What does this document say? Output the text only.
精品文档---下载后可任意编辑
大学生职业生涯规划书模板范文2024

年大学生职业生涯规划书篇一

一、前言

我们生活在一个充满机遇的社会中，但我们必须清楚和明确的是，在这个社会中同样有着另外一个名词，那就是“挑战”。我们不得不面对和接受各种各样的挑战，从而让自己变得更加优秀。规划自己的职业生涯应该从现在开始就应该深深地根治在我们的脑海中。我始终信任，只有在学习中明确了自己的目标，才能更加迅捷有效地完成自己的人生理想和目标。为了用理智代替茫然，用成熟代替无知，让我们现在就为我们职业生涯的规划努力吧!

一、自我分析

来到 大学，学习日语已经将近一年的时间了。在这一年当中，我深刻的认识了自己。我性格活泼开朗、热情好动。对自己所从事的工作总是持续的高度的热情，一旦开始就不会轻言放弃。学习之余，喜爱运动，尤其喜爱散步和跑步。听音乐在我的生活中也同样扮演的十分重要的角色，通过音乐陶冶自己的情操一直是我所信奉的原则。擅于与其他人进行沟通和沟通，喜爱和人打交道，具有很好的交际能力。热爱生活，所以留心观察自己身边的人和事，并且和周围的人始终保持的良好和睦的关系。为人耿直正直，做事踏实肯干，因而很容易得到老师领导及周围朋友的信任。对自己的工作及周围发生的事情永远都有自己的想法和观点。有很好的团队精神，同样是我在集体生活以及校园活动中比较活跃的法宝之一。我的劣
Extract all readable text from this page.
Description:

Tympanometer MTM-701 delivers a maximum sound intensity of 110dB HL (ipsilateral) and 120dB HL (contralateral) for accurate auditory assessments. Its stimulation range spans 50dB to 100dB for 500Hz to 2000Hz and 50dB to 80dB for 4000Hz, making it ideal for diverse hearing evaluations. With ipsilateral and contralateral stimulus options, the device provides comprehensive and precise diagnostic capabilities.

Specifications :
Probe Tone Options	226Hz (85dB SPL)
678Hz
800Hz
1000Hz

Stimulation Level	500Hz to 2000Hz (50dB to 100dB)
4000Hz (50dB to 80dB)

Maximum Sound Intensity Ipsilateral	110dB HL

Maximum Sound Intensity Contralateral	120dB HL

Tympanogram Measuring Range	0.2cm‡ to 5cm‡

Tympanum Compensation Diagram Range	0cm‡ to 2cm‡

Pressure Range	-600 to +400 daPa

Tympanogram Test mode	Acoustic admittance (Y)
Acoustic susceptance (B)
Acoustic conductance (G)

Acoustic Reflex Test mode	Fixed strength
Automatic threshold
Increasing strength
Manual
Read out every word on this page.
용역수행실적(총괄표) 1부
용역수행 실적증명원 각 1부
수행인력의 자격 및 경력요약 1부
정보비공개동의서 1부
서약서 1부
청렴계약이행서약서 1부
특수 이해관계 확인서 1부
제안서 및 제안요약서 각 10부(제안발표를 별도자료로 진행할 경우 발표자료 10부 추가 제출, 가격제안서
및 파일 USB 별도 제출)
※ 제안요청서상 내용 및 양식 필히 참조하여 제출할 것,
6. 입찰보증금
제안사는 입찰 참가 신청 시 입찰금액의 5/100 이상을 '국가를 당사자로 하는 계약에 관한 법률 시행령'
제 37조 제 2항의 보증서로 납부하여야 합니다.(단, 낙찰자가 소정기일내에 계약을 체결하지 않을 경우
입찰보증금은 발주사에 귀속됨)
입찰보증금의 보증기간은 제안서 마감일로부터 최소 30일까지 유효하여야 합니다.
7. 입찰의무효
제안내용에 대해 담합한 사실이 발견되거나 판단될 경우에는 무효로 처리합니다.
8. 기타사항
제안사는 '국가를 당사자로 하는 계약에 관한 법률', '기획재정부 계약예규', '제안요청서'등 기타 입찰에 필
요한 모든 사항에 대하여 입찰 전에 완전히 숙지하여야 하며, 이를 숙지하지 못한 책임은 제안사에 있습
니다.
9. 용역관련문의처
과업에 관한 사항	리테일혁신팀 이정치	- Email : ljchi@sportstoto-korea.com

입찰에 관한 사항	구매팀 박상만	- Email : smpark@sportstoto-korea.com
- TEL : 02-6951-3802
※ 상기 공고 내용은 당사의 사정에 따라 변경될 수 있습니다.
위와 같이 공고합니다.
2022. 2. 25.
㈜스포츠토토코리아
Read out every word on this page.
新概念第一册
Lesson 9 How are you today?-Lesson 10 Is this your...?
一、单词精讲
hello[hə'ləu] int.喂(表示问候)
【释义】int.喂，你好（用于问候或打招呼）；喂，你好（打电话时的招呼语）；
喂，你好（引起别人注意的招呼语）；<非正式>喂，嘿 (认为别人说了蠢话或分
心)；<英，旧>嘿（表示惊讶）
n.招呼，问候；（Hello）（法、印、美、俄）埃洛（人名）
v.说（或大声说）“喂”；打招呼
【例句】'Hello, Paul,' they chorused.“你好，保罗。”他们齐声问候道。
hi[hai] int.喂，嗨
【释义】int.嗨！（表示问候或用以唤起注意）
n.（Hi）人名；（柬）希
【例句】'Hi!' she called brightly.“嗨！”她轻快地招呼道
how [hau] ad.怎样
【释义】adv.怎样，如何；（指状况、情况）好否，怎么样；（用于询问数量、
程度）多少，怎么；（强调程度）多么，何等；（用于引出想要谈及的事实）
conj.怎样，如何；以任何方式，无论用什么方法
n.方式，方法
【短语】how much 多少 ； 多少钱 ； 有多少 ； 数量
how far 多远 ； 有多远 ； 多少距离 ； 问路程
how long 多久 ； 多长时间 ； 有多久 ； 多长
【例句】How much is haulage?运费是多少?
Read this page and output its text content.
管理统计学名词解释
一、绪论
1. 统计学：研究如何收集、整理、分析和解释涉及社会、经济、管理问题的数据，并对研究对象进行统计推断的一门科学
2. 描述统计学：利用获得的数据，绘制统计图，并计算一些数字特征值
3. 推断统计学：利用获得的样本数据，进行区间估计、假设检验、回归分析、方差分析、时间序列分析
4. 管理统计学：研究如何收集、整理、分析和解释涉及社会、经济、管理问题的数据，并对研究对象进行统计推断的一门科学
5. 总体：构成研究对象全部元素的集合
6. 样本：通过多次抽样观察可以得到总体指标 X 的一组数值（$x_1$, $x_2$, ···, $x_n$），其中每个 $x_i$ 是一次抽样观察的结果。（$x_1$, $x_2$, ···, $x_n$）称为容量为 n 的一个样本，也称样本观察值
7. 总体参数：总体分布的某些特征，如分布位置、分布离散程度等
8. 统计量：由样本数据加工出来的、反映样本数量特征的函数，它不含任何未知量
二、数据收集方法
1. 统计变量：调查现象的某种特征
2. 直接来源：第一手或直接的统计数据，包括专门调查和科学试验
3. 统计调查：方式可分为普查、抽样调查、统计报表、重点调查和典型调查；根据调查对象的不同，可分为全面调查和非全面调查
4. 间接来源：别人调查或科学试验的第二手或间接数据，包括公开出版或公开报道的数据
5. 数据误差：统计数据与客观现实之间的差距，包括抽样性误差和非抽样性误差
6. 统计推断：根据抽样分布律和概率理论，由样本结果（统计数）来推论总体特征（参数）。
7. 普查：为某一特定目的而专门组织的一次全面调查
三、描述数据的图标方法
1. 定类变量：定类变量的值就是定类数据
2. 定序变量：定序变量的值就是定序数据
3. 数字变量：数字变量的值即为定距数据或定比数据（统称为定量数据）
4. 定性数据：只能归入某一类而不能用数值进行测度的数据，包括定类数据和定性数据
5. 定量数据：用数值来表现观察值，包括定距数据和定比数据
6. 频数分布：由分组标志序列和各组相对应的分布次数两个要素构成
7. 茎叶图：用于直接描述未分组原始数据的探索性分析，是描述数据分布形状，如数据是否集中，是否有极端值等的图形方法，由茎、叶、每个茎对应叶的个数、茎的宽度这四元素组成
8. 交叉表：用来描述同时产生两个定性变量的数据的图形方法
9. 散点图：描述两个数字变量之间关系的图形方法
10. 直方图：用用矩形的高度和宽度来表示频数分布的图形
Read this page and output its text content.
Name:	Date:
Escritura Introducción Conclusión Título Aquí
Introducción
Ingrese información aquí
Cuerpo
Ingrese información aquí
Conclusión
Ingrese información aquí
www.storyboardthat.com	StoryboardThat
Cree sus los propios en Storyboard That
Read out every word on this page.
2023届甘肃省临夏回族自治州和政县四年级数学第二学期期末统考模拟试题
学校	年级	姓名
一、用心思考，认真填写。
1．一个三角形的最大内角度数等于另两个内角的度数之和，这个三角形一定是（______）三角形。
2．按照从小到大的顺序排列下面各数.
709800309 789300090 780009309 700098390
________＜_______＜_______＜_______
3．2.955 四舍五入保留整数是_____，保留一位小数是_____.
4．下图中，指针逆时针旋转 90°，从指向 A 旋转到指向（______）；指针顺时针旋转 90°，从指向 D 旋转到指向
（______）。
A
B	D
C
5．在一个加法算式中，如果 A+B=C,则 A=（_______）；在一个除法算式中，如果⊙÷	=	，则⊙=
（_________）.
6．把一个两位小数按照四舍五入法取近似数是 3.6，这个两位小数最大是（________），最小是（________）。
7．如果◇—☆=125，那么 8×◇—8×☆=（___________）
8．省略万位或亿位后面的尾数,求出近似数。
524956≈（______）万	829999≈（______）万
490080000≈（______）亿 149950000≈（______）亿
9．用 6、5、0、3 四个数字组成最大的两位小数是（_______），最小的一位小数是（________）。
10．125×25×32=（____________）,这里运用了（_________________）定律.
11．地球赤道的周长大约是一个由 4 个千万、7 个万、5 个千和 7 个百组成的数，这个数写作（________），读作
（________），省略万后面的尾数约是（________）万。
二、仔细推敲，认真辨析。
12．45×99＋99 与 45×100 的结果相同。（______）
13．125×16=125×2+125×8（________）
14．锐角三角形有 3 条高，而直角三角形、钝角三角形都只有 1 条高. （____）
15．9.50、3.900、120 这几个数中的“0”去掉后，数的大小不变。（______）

++++++++++++++++++++

Which lines of the data include "Email"? Copy each of them.

과업에 관한 사항	리테일혁신팀 이정치	- Email : ljchi@sportstoto-korea.com
입찰에 관한 사항	구매팀 박상만	- Email : smpark@sportstoto-korea.com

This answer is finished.